WRITTEN INSTRUCTION: Go through the entries below and pick out every line with "MÁXIMA".

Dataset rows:

* * * * *

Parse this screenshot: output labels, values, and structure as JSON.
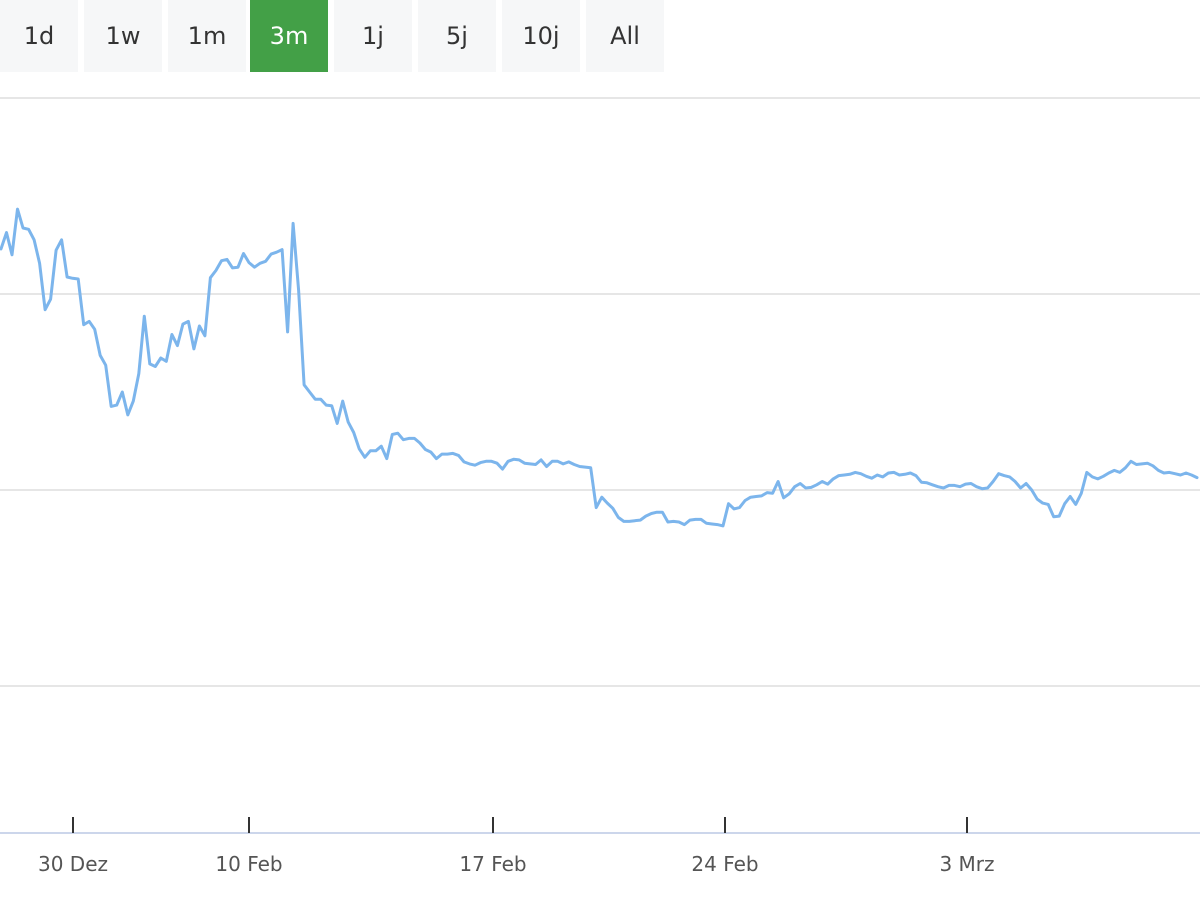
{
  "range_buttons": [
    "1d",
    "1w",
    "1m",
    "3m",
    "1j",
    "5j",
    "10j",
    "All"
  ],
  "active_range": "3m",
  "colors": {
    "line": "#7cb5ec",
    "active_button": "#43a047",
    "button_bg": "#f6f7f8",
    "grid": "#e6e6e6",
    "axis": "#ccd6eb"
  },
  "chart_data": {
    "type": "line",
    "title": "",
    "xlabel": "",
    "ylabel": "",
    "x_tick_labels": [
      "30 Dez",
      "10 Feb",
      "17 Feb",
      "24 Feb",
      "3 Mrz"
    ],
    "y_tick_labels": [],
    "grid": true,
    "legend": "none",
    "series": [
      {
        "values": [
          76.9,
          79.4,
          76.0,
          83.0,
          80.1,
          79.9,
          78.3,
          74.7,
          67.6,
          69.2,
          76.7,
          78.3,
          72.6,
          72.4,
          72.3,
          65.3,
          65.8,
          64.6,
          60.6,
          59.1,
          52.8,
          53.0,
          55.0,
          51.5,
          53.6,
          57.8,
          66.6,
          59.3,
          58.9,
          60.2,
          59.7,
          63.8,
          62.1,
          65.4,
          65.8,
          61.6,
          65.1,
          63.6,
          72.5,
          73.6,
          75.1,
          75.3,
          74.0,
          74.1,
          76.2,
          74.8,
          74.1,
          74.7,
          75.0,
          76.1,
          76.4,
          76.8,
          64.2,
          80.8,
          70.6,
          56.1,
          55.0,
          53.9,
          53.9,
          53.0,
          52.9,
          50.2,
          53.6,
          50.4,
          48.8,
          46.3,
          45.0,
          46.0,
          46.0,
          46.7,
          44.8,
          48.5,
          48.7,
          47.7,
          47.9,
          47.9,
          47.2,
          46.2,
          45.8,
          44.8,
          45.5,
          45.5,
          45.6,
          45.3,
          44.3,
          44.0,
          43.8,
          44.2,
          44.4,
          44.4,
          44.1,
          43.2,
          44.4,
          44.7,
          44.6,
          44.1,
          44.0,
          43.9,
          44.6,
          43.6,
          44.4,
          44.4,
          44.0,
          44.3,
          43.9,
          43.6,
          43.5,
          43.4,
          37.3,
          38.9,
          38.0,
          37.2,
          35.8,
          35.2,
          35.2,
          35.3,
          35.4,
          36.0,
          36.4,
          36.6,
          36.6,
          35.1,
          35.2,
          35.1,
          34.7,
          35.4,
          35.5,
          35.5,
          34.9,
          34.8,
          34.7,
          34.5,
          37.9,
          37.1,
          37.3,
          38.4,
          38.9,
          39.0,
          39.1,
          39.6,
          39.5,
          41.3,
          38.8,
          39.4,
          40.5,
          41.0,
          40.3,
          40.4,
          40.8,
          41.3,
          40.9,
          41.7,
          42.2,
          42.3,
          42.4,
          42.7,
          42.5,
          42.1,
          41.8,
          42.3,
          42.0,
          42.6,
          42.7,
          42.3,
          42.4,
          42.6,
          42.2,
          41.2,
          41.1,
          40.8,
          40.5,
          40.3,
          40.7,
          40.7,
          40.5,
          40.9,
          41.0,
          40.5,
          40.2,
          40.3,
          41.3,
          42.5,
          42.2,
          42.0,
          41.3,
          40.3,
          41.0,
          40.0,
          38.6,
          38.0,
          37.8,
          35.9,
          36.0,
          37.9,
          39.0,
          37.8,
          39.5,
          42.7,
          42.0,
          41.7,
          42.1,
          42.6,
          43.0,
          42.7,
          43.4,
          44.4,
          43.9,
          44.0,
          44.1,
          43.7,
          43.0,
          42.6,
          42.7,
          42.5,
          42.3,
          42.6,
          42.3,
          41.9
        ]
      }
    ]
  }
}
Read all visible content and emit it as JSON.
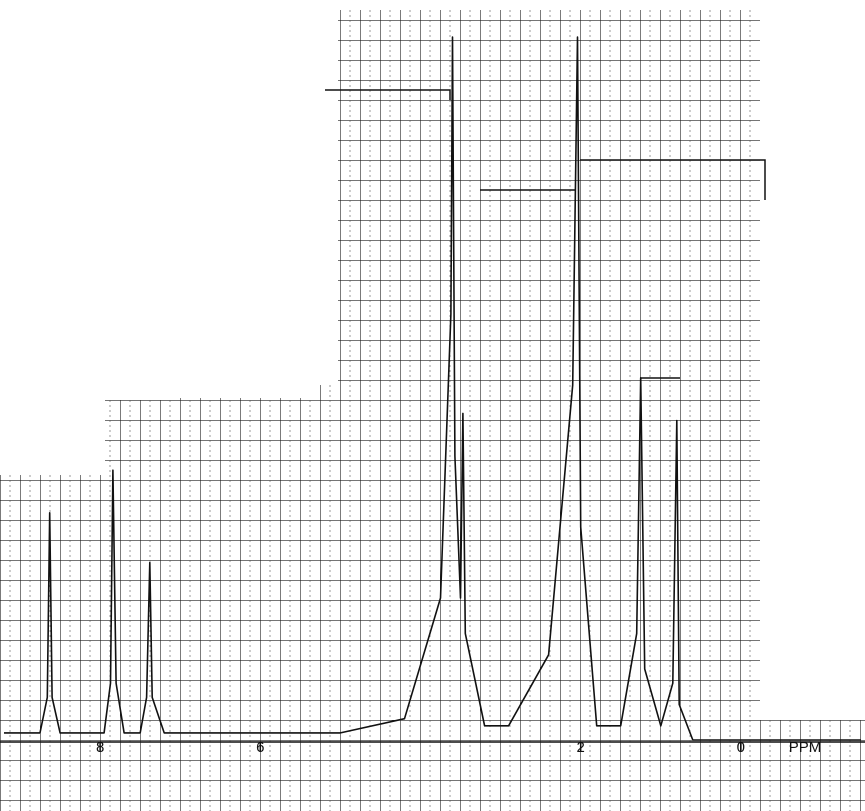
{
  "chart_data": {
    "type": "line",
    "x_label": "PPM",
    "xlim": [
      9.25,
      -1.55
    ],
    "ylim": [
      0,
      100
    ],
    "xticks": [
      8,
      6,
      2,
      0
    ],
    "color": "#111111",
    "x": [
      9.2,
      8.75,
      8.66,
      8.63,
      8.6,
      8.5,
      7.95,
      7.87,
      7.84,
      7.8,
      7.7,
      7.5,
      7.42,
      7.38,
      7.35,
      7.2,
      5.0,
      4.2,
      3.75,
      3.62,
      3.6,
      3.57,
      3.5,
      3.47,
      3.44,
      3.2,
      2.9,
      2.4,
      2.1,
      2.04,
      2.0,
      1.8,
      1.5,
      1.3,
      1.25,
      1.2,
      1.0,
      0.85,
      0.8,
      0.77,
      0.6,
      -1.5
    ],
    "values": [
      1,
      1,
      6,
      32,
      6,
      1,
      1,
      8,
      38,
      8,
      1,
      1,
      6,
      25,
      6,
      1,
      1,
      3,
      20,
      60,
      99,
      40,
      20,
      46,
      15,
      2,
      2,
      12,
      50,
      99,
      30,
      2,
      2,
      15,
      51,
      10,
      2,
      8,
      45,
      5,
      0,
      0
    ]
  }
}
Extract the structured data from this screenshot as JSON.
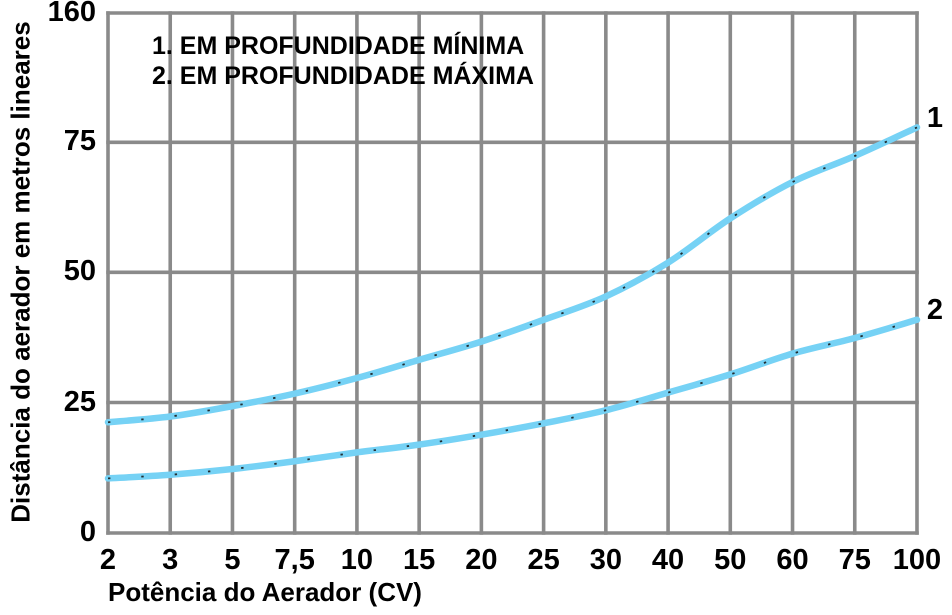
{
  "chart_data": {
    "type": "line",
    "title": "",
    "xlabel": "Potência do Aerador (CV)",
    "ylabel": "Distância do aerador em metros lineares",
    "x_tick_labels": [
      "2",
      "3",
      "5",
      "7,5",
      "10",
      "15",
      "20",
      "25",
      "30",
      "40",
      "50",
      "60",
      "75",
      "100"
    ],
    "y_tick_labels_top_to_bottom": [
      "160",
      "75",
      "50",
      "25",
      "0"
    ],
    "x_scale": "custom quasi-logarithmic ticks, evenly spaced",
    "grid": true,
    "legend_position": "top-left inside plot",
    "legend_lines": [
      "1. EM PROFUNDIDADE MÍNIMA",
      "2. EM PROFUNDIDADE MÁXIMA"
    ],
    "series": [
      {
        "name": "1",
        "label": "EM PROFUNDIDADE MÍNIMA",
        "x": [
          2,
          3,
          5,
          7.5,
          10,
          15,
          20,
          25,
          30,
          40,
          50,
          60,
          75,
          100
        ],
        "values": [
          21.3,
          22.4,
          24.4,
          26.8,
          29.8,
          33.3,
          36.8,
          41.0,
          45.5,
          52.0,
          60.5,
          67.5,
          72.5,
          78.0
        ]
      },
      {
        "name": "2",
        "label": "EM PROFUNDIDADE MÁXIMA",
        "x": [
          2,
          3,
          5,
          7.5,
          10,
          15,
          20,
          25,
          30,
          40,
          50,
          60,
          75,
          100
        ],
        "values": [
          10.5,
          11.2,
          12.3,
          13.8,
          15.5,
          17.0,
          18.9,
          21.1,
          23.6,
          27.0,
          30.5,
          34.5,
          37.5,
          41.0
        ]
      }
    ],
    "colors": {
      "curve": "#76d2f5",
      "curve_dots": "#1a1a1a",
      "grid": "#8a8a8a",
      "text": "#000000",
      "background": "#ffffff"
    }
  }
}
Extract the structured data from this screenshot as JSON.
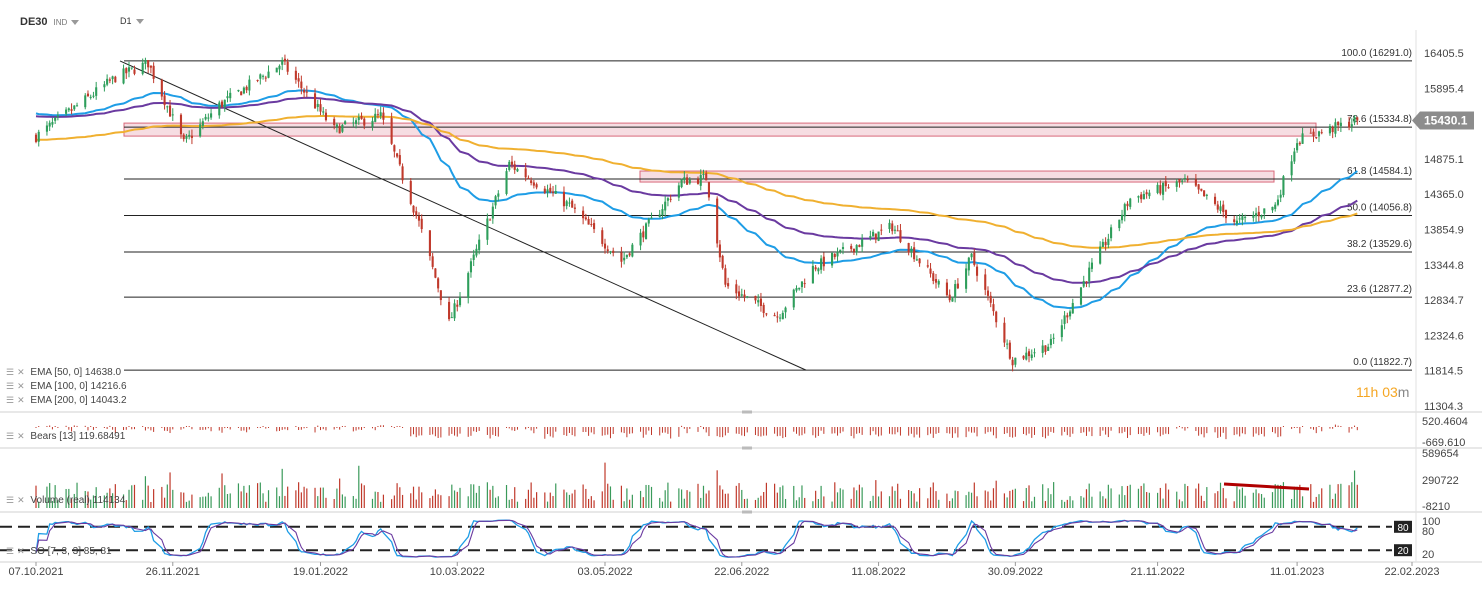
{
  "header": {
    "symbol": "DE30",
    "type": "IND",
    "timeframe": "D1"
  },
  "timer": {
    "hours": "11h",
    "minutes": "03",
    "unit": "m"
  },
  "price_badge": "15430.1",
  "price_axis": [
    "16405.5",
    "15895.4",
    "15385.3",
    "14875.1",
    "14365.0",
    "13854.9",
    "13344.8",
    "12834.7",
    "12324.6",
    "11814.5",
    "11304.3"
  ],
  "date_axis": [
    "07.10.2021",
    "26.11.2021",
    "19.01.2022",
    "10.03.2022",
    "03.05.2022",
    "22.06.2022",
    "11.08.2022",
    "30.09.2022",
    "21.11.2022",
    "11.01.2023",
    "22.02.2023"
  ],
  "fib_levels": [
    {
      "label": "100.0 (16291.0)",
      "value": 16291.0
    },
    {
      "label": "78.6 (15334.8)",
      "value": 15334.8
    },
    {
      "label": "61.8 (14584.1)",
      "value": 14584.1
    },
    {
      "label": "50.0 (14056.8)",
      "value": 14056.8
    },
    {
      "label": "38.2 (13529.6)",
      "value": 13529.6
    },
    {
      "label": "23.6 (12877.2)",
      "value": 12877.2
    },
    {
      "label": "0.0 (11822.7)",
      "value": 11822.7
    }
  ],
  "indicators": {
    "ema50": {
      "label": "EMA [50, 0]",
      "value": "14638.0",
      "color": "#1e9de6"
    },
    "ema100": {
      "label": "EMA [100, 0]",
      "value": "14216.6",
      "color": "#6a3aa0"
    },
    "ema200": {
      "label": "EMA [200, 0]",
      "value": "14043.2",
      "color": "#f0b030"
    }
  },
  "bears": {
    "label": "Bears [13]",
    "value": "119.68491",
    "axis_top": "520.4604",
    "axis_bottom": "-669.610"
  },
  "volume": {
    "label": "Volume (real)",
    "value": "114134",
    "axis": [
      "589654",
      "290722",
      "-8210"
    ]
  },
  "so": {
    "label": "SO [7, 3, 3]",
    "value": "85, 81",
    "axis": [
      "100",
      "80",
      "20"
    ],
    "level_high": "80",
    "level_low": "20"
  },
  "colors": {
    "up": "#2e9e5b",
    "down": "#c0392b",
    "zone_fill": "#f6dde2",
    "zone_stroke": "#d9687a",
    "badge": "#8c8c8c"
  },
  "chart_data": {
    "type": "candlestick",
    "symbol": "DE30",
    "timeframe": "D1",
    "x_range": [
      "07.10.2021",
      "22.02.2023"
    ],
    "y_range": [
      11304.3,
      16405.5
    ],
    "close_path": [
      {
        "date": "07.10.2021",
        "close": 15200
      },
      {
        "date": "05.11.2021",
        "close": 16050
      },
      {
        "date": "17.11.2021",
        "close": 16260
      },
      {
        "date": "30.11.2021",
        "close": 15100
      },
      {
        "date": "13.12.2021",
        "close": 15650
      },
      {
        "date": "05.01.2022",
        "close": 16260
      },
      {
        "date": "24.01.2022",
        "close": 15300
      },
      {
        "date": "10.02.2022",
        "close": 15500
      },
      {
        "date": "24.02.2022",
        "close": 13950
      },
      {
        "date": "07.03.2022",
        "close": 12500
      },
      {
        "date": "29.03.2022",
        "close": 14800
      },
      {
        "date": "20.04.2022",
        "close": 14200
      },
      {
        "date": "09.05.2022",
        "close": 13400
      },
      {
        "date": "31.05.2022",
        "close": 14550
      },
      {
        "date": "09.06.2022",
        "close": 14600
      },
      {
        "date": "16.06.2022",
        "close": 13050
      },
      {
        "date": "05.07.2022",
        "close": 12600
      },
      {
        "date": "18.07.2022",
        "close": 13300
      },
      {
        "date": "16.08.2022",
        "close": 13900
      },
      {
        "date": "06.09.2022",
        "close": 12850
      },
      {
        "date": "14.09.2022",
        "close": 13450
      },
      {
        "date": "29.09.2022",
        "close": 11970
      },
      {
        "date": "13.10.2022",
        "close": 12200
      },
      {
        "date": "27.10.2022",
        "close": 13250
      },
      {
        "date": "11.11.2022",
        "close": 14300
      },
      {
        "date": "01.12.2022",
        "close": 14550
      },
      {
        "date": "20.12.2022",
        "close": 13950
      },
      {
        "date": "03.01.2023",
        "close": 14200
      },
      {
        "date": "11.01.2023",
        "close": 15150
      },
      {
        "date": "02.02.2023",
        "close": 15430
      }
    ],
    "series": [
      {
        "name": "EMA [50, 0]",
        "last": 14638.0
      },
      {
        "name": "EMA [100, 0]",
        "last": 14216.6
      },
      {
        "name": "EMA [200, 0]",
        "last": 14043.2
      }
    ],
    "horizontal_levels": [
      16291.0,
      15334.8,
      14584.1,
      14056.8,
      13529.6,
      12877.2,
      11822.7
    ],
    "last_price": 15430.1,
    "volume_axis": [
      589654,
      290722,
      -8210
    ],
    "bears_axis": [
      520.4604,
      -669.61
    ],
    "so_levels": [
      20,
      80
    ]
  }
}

* * * * *

RESULT:
      "2. EM PROFUNDIDADE MÁXIMA"
        "label": "EM PROFUNDIDADE MÁXIMA",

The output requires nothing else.